Bounding box annotations
○ ○ ○ ○ ○
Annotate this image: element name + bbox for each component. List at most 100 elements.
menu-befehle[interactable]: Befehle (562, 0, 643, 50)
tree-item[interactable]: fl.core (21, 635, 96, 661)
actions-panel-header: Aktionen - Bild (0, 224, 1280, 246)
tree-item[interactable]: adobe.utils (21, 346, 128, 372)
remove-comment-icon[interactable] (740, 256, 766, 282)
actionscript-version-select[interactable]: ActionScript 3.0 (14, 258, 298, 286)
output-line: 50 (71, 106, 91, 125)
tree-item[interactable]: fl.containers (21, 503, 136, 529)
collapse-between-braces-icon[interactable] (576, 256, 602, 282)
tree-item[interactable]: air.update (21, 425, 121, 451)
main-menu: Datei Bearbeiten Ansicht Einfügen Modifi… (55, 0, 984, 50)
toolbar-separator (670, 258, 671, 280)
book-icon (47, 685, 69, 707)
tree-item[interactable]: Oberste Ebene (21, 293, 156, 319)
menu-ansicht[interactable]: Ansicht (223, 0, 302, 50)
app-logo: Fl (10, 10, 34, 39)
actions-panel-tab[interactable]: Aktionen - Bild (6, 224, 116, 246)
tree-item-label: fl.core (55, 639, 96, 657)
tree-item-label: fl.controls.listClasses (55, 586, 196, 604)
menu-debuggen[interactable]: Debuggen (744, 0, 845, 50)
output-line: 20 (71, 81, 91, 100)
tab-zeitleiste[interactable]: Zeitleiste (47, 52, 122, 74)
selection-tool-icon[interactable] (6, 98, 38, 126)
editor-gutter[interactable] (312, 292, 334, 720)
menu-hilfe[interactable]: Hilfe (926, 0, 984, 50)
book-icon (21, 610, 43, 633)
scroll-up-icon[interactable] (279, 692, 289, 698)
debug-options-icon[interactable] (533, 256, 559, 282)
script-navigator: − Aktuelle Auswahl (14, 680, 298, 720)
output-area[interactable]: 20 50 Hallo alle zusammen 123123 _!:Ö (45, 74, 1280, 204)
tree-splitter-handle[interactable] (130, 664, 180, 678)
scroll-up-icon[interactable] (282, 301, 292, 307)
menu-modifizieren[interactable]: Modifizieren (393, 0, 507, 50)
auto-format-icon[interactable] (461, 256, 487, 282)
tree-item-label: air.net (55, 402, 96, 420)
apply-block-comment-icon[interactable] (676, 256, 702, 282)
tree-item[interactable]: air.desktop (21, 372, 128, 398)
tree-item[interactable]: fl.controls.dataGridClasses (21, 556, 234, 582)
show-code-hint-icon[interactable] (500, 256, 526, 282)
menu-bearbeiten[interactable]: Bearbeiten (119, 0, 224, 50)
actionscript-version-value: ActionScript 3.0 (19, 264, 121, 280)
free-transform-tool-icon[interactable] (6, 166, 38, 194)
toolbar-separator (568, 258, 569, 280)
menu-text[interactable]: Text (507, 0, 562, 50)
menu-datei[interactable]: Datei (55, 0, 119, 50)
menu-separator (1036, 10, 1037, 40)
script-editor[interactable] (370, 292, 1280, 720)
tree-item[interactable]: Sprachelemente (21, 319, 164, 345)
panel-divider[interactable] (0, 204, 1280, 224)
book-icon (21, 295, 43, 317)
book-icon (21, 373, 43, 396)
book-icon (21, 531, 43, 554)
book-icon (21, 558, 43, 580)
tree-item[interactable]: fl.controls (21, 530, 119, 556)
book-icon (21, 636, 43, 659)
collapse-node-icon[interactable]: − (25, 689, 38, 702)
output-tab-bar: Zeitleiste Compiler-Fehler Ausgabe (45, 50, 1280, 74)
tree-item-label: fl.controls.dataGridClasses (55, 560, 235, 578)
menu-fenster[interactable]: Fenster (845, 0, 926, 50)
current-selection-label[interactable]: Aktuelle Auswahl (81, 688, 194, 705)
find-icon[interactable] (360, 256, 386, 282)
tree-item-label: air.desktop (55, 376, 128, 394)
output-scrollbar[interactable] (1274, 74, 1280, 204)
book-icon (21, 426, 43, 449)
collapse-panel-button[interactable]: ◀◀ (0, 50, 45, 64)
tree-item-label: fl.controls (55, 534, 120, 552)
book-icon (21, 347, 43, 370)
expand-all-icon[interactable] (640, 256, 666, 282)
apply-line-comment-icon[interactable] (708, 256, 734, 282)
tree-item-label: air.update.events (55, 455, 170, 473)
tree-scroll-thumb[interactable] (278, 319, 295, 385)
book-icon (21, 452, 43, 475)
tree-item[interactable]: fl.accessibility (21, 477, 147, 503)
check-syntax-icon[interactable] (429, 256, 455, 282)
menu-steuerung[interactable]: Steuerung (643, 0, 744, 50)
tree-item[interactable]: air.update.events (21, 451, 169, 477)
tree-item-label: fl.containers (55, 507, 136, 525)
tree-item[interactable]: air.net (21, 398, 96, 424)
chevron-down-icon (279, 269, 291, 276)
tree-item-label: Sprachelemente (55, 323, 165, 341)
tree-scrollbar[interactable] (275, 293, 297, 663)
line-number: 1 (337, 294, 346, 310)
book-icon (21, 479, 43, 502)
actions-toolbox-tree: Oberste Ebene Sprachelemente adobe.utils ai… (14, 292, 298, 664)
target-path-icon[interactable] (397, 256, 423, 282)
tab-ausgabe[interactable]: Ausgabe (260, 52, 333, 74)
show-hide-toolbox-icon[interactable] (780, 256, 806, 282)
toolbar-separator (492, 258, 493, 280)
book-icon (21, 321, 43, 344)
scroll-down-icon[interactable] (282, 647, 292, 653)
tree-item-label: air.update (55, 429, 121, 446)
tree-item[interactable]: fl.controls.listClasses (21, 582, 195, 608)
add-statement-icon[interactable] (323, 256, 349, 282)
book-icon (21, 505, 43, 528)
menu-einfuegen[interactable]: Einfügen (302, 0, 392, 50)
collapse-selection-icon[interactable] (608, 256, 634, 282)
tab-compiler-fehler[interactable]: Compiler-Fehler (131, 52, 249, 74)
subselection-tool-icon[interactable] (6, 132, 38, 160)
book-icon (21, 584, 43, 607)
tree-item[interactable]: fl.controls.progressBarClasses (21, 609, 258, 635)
○ ○ ○ ○ ○
(Task brief):
Reproduce the listing verbatim from its first line through the line containing "actions-panel-header: Aktionen - Bild", including both of those lines.

(The reply):
Annotate this image: element name + bbox for each component. List at most 100 elements.
menu-befehle[interactable]: Befehle (562, 0, 643, 50)
tree-item[interactable]: fl.core (21, 635, 96, 661)
actions-panel-header: Aktionen - Bild (0, 224, 1280, 246)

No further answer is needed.